begin SOURCE RECORDS
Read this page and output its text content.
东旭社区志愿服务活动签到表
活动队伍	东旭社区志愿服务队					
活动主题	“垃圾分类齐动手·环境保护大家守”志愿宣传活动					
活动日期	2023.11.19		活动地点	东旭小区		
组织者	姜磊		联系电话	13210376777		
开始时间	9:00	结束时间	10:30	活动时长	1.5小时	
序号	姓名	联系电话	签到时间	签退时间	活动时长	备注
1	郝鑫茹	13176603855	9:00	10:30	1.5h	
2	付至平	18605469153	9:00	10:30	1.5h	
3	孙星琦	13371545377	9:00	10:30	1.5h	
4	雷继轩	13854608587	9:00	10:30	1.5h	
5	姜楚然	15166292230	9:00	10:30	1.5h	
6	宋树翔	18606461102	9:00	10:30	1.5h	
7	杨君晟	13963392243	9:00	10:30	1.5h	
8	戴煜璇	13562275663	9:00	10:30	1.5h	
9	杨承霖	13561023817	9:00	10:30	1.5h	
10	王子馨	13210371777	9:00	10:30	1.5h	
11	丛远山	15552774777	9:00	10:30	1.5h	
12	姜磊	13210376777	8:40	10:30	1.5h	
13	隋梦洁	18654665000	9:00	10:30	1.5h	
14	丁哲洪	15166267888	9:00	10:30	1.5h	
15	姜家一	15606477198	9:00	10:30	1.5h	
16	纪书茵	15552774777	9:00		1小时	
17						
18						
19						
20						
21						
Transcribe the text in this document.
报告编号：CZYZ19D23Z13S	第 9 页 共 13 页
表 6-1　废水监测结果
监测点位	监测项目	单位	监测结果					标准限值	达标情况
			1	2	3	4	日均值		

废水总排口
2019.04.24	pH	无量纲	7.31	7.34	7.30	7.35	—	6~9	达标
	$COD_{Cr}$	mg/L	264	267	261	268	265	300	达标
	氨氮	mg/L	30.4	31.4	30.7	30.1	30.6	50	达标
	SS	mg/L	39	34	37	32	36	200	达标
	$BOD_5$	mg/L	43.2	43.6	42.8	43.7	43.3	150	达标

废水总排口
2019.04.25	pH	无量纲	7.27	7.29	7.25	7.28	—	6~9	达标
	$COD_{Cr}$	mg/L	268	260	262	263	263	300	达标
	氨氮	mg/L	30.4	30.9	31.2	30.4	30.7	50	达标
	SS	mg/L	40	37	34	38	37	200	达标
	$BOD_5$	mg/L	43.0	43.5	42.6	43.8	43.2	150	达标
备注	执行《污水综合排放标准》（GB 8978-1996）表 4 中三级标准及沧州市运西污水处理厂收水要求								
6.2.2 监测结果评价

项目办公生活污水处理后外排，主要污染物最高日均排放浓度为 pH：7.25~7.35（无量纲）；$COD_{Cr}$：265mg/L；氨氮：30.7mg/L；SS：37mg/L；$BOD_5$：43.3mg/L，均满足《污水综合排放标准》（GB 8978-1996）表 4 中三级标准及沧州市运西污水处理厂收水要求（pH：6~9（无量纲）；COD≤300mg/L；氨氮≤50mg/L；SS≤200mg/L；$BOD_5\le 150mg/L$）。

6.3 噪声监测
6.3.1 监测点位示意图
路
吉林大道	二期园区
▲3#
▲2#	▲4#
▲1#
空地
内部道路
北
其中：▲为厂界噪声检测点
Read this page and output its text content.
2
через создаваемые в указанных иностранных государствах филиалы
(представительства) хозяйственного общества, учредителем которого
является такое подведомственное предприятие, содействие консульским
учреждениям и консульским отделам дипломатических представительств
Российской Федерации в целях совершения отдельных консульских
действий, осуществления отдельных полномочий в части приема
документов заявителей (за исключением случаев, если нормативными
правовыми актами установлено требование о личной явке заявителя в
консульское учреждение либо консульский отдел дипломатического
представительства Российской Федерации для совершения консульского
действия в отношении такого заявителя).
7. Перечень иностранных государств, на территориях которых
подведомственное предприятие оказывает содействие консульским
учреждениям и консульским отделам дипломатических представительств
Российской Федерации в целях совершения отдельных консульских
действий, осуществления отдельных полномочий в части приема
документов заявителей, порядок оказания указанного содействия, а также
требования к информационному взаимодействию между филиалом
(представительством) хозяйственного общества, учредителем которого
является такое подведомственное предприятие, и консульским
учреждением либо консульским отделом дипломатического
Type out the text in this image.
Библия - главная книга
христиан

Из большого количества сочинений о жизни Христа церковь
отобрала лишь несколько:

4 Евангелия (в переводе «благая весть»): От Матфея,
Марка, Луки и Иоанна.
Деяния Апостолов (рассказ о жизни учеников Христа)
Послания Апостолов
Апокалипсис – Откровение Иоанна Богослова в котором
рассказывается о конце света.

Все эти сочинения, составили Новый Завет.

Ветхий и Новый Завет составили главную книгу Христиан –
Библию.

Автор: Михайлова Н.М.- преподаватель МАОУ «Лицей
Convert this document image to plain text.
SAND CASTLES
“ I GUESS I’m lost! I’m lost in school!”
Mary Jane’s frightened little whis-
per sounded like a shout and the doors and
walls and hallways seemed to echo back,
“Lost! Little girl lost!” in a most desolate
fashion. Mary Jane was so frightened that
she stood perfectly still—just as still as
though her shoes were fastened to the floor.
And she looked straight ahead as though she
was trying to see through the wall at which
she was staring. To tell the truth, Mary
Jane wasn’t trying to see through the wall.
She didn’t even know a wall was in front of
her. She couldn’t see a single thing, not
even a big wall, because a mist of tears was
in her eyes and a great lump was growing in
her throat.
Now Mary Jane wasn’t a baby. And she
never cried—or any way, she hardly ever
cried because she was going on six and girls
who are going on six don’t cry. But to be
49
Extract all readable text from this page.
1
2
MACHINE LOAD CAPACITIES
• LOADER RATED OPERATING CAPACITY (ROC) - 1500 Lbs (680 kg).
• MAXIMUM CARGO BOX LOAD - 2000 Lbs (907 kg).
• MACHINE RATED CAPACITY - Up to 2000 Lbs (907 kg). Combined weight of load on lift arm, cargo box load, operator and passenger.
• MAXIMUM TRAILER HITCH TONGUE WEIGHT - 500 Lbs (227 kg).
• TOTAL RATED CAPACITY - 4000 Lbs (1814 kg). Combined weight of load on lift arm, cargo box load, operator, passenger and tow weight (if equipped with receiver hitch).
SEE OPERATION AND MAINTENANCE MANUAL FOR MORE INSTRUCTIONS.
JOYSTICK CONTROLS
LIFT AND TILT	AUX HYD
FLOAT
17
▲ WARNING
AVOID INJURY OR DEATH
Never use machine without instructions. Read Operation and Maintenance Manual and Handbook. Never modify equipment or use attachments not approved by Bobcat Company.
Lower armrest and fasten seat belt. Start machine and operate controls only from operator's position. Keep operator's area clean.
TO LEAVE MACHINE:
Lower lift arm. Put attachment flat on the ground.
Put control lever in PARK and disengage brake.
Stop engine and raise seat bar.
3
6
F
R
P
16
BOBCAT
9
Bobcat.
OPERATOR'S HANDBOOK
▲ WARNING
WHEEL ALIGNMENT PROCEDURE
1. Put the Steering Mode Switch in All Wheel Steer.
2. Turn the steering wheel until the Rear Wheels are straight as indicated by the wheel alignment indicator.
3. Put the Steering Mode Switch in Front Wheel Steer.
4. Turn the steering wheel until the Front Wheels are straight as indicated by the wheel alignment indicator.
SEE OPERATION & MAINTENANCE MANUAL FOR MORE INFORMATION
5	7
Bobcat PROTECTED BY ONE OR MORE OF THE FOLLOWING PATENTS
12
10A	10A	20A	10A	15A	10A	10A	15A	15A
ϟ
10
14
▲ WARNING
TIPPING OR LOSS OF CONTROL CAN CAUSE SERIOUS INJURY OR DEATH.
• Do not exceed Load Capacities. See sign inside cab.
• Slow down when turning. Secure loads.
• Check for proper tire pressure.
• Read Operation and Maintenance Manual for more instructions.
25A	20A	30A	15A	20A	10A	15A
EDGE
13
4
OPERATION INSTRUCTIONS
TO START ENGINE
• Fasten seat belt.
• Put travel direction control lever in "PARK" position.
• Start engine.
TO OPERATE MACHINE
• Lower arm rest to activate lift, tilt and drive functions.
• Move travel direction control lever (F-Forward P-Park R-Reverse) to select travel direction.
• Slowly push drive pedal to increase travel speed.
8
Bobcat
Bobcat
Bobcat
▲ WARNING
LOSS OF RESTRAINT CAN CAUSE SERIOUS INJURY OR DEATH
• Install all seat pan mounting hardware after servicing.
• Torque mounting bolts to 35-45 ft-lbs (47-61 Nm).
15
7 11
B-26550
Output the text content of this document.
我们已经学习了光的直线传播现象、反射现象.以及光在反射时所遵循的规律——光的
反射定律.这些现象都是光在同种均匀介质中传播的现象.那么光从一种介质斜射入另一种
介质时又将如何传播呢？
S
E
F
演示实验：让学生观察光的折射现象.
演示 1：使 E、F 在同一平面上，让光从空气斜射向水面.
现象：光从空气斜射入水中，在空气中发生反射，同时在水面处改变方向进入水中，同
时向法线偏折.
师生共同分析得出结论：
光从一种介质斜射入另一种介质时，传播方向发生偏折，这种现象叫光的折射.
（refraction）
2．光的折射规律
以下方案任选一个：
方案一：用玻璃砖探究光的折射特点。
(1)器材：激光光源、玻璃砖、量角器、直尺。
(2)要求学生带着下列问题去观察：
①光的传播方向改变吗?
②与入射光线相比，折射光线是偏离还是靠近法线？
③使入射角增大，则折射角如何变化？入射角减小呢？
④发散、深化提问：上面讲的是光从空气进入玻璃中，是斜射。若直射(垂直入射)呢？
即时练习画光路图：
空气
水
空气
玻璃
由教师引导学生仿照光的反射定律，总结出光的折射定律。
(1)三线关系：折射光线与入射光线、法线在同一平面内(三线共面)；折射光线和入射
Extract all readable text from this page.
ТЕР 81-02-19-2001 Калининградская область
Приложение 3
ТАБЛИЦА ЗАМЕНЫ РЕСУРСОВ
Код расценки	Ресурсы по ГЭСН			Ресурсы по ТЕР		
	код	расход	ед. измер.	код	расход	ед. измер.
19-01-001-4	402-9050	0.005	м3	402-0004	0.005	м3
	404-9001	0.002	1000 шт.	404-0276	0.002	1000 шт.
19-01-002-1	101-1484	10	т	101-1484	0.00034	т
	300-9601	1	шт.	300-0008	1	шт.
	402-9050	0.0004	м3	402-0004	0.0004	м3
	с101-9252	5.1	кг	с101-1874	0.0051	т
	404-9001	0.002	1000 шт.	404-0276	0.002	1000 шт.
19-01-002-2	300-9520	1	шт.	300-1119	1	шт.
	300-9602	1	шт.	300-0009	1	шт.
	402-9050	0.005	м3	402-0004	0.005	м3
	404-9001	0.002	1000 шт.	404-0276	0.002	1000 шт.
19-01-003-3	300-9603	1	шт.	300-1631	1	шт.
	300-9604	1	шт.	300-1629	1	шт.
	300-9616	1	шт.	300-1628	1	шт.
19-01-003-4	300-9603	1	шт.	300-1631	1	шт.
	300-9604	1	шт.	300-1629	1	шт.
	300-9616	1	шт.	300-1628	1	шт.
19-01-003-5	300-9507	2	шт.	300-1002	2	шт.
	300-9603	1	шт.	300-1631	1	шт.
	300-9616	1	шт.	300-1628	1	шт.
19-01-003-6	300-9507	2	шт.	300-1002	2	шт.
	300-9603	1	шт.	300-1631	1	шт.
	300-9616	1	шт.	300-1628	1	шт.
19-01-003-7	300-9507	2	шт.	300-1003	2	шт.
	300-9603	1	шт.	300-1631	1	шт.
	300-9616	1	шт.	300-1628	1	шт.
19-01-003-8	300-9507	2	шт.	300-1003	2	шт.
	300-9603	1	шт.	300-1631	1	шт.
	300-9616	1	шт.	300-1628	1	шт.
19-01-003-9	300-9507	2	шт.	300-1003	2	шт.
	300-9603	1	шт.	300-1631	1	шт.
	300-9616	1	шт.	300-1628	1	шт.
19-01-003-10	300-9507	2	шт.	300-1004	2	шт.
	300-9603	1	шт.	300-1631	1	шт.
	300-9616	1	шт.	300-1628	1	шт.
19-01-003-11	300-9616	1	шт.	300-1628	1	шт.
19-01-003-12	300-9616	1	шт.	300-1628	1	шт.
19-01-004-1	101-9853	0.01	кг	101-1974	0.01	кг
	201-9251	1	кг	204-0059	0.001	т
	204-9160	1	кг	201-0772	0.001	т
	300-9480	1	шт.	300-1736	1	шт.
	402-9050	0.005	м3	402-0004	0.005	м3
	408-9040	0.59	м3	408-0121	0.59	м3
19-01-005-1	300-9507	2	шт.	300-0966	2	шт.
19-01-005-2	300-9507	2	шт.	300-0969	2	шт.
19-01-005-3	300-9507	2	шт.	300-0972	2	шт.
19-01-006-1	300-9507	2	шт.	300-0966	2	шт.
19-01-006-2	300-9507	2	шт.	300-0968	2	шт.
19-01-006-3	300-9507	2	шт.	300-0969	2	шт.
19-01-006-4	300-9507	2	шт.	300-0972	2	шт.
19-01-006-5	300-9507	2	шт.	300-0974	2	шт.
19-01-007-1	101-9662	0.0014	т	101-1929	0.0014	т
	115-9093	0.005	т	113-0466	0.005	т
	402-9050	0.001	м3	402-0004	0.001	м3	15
end SOURCE RECORDS
EXERCISE GOAL: Find the word "предприятие" and list each line it appears in.

COMPLETED TASK:
является такое подведомственное предприятие, содействие консульским
подведомственное предприятие оказывает содействие консульским
является такое подведомственное предприятие, и консульским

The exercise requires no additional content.